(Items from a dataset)
━━━━━━━━━━
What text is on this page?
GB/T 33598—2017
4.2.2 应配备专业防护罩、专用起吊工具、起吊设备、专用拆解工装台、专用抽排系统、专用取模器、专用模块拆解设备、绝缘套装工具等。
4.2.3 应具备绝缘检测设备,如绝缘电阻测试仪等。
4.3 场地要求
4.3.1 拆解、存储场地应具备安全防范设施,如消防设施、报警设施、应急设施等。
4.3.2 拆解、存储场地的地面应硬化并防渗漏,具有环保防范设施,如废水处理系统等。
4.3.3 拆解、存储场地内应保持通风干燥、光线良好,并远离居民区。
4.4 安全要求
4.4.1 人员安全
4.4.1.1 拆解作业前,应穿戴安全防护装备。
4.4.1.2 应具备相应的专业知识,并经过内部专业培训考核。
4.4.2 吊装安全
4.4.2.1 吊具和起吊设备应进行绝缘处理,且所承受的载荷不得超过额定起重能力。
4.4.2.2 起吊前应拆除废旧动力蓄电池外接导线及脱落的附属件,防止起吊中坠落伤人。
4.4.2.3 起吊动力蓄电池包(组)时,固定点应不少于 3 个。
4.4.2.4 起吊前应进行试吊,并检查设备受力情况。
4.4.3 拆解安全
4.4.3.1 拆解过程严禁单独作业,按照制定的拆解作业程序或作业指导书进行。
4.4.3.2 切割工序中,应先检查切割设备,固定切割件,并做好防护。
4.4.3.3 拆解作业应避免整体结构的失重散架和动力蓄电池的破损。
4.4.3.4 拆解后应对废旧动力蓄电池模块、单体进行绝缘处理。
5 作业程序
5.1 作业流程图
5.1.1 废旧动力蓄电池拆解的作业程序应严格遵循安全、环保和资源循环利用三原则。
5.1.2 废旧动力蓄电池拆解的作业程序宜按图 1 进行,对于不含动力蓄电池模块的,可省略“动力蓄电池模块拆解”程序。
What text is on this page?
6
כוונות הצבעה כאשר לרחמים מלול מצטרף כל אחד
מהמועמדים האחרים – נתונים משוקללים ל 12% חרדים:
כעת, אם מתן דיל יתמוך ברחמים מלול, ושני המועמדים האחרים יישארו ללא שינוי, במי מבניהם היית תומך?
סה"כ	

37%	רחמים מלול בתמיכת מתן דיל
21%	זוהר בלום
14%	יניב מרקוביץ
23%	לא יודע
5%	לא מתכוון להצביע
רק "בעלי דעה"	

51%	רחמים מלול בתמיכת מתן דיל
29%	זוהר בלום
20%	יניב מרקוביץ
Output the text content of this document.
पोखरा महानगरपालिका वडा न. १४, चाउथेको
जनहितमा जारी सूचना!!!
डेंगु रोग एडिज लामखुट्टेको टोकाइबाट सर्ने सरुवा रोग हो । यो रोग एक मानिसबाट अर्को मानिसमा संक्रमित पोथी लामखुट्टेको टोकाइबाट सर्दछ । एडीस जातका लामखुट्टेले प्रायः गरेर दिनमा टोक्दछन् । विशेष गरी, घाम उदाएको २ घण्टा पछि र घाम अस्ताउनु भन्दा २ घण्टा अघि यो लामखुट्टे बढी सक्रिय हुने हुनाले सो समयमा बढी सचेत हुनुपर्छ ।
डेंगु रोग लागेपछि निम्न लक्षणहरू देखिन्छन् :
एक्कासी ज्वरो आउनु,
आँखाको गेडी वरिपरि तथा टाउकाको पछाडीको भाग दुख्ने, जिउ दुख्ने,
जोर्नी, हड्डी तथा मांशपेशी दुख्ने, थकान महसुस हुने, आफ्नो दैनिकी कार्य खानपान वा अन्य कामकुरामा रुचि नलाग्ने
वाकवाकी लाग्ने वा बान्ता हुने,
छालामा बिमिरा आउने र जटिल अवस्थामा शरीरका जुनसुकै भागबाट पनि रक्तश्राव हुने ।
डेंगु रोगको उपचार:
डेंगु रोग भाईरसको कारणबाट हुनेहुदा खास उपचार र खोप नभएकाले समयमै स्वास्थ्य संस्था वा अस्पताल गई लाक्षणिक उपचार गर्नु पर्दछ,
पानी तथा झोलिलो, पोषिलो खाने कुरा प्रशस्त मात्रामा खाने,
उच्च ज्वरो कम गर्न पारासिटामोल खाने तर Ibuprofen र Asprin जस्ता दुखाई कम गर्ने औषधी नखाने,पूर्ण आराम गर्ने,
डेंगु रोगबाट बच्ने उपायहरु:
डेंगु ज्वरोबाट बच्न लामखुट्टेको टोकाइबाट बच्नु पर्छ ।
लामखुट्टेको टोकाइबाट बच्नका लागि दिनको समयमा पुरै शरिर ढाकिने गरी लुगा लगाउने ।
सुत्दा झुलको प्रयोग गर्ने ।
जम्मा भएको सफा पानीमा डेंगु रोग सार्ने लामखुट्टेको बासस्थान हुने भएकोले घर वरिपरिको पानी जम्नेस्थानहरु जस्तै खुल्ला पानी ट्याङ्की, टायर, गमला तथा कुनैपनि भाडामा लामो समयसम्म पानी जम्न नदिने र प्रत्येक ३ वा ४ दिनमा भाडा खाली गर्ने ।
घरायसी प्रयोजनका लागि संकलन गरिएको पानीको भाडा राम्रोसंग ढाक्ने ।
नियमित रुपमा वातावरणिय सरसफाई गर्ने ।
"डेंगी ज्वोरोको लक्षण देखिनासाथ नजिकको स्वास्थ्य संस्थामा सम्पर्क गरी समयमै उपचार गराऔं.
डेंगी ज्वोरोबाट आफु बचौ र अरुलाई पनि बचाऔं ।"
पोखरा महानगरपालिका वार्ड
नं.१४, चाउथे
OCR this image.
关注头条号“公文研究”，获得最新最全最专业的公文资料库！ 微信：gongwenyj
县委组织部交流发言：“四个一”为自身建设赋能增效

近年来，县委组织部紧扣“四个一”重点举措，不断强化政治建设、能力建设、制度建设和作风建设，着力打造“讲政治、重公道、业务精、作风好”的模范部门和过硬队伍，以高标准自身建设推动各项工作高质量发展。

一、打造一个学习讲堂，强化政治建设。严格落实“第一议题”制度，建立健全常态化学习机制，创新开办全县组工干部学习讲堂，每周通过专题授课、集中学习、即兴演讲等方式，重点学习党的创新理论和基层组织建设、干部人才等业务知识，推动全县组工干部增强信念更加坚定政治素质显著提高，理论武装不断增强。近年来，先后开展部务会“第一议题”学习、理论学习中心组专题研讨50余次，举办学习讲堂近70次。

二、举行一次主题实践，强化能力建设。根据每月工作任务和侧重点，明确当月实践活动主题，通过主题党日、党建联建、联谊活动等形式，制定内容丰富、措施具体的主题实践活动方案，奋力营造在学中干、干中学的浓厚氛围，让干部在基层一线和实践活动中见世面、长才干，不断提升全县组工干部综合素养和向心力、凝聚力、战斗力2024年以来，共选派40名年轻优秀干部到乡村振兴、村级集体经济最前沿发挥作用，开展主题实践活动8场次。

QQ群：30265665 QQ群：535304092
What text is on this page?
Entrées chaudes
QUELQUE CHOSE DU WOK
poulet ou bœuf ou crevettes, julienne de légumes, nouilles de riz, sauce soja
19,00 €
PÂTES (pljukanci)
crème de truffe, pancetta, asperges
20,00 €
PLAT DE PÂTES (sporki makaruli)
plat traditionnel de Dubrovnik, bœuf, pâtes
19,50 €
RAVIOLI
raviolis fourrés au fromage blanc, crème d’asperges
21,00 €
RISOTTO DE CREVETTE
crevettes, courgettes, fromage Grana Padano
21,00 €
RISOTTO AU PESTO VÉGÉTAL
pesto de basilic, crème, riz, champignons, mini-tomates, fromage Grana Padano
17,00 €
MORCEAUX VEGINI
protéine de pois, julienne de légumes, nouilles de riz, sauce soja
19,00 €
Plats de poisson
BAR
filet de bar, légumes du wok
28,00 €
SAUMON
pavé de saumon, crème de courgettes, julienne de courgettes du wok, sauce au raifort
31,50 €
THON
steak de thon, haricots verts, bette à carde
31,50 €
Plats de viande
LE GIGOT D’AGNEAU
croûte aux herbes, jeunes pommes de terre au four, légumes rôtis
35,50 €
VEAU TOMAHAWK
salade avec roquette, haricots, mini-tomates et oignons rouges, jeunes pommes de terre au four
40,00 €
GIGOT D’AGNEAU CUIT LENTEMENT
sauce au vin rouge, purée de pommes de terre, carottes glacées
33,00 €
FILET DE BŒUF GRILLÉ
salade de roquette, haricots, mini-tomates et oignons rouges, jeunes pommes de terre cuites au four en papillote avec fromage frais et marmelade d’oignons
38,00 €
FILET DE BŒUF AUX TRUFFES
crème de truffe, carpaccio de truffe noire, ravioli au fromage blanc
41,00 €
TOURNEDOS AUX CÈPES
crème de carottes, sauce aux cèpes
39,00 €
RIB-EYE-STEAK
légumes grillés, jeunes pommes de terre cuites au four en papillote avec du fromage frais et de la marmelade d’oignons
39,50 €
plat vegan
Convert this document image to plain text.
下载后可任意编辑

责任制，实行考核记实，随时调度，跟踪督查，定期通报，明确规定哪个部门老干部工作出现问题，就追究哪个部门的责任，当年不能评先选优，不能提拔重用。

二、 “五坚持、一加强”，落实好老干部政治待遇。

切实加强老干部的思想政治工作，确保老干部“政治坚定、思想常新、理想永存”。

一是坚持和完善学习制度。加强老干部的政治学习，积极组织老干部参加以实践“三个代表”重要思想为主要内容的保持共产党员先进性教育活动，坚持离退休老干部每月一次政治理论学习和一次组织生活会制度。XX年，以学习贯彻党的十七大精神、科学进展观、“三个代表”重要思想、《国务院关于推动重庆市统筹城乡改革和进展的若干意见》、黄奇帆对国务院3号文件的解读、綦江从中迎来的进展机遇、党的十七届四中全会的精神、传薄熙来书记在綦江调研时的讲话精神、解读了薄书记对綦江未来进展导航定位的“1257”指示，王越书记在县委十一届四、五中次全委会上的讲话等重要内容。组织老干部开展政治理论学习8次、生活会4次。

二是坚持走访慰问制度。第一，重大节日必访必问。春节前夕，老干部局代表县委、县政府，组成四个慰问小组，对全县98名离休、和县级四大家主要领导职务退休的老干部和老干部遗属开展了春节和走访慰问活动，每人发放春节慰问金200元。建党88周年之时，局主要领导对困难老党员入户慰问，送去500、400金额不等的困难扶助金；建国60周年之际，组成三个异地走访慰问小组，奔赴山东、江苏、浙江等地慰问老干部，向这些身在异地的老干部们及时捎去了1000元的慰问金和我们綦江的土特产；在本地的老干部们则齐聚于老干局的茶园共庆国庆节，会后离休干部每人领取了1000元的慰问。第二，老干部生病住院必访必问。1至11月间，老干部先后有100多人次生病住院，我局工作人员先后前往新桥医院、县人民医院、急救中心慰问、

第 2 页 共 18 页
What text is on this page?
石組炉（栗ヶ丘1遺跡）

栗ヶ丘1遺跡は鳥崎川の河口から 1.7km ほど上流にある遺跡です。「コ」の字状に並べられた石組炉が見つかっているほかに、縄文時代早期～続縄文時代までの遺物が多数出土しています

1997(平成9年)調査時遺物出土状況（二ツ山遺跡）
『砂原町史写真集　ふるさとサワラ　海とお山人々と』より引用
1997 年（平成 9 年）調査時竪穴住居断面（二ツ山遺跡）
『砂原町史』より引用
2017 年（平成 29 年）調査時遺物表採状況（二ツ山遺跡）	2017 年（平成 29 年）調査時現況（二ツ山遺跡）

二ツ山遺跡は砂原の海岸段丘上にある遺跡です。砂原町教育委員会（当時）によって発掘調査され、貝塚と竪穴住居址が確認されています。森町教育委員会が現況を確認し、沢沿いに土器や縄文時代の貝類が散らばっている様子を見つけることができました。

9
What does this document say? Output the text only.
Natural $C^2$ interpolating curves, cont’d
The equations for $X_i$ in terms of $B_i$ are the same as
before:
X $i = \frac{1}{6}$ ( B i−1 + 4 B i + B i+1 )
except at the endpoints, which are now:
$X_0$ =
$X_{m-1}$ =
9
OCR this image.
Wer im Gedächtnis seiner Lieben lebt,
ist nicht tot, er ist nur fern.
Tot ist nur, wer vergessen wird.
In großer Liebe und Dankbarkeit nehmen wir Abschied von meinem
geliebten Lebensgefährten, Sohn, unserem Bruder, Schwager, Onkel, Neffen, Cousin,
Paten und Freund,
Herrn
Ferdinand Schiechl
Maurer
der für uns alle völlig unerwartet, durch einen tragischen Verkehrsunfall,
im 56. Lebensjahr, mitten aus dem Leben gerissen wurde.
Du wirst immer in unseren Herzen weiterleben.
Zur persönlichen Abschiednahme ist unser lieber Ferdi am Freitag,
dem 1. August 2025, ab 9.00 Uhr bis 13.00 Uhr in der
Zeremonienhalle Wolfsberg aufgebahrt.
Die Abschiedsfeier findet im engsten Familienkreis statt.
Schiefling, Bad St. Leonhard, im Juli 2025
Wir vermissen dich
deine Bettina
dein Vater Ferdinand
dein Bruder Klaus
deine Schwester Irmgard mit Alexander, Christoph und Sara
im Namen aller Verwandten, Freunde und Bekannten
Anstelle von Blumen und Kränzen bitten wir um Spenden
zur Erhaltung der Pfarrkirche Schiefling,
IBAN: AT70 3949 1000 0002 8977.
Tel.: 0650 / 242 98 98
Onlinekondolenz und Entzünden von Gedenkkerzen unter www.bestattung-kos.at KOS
━━━━━━━━━━
Task directions: Each line holding the word "document" counts once; report the total and nothing else.

Result below: 3